**EXTRACTED RECORDS**:

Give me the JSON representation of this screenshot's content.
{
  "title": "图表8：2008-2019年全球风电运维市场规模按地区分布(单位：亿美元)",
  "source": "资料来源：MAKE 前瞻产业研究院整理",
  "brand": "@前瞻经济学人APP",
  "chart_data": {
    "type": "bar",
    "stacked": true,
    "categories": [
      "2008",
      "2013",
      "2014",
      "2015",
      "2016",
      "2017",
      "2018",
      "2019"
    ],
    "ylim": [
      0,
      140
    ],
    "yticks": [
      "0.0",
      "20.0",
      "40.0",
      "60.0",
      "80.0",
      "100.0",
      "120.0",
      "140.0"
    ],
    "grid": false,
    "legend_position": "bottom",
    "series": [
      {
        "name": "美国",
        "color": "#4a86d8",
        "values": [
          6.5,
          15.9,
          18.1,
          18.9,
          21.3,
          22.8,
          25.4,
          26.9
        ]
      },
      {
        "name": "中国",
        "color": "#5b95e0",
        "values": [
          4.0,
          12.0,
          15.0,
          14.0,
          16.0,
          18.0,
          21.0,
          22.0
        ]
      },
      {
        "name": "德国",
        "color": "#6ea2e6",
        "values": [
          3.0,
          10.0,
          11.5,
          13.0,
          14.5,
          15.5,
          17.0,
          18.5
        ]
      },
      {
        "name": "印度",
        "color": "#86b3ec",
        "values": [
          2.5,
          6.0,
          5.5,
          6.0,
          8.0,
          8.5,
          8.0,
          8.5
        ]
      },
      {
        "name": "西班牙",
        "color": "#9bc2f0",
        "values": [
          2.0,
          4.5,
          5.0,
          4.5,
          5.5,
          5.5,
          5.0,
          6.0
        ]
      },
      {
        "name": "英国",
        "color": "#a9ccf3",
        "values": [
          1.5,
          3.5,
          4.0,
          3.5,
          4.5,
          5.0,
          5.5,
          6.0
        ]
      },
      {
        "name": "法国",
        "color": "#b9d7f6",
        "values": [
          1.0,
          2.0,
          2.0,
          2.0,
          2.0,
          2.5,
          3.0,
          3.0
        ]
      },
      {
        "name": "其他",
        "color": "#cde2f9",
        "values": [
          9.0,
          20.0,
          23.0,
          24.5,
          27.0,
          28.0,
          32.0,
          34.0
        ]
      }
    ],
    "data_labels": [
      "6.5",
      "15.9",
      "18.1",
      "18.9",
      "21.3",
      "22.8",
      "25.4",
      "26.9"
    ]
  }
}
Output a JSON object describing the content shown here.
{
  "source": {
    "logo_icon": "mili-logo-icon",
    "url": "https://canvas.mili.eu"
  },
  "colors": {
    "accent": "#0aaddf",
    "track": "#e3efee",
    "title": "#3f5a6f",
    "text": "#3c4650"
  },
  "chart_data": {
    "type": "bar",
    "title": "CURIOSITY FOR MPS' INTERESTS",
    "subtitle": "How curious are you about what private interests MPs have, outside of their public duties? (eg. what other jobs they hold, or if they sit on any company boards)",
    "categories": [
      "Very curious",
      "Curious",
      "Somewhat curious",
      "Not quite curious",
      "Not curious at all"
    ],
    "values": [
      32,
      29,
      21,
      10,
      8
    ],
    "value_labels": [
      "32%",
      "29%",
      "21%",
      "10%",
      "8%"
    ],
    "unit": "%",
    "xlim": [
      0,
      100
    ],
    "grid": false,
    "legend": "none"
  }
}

**THE REQUEST**: Copy all of the data. Keep every word exactly as it is.

**EXERCISE ANSWER**:
Give me the JSON representation of this screenshot's content.
{
  "title": "图表8：2008-2019年全球风电运维市场规模按地区分布(单位：亿美元)",
  "source": "资料来源：MAKE 前瞻产业研究院整理",
  "brand": "@前瞻经济学人APP",
  "chart_data": {
    "type": "bar",
    "stacked": true,
    "categories": [
      "2008",
      "2013",
      "2014",
      "2015",
      "2016",
      "2017",
      "2018",
      "2019"
    ],
    "ylim": [
      0,
      140
    ],
    "yticks": [
      "0.0",
      "20.0",
      "40.0",
      "60.0",
      "80.0",
      "100.0",
      "120.0",
      "140.0"
    ],
    "grid": false,
    "legend_position": "bottom",
    "series": [
      {
        "name": "美国",
        "color": "#4a86d8",
        "values": [
          6.5,
          15.9,
          18.1,
          18.9,
          21.3,
          22.8,
          25.4,
          26.9
        ]
      },
      {
        "name": "中国",
        "color": "#5b95e0",
        "values": [
          4.0,
          12.0,
          15.0,
          14.0,
          16.0,
          18.0,
          21.0,
          22.0
        ]
      },
      {
        "name": "德国",
        "color": "#6ea2e6",
        "values": [
          3.0,
          10.0,
          11.5,
          13.0,
          14.5,
          15.5,
          17.0,
          18.5
        ]
      },
      {
        "name": "印度",
        "color": "#86b3ec",
        "values": [
          2.5,
          6.0,
          5.5,
          6.0,
          8.0,
          8.5,
          8.0,
          8.5
        ]
      },
      {
        "name": "西班牙",
        "color": "#9bc2f0",
        "values": [
          2.0,
          4.5,
          5.0,
          4.5,
          5.5,
          5.5,
          5.0,
          6.0
        ]
      },
      {
        "name": "英国",
        "color": "#a9ccf3",
        "values": [
          1.5,
          3.5,
          4.0,
          3.5,
          4.5,
          5.0,
          5.5,
          6.0
        ]
      },
      {
        "name": "法国",
        "color": "#b9d7f6",
        "values": [
          1.0,
          2.0,
          2.0,
          2.0,
          2.0,
          2.5,
          3.0,
          3.0
        ]
      },
      {
        "name": "其他",
        "color": "#cde2f9",
        "values": [
          9.0,
          20.0,
          23.0,
          24.5,
          27.0,
          28.0,
          32.0,
          34.0
        ]
      }
    ],
    "data_labels": [
      "6.5",
      "15.9",
      "18.1",
      "18.9",
      "21.3",
      "22.8",
      "25.4",
      "26.9"
    ]
  }
}
Output a JSON object describing the content shown here.
{
  "source": {
    "logo_icon": "mili-logo-icon",
    "url": "https://canvas.mili.eu"
  },
  "colors": {
    "accent": "#0aaddf",
    "track": "#e3efee",
    "title": "#3f5a6f",
    "text": "#3c4650"
  },
  "chart_data": {
    "type": "bar",
    "title": "CURIOSITY FOR MPS' INTERESTS",
    "subtitle": "How curious are you about what private interests MPs have, outside of their public duties? (eg. what other jobs they hold, or if they sit on any company boards)",
    "categories": [
      "Very curious",
      "Curious",
      "Somewhat curious",
      "Not quite curious",
      "Not curious at all"
    ],
    "values": [
      32,
      29,
      21,
      10,
      8
    ],
    "value_labels": [
      "32%",
      "29%",
      "21%",
      "10%",
      "8%"
    ],
    "unit": "%",
    "xlim": [
      0,
      100
    ],
    "grid": false,
    "legend": "none"
  }
}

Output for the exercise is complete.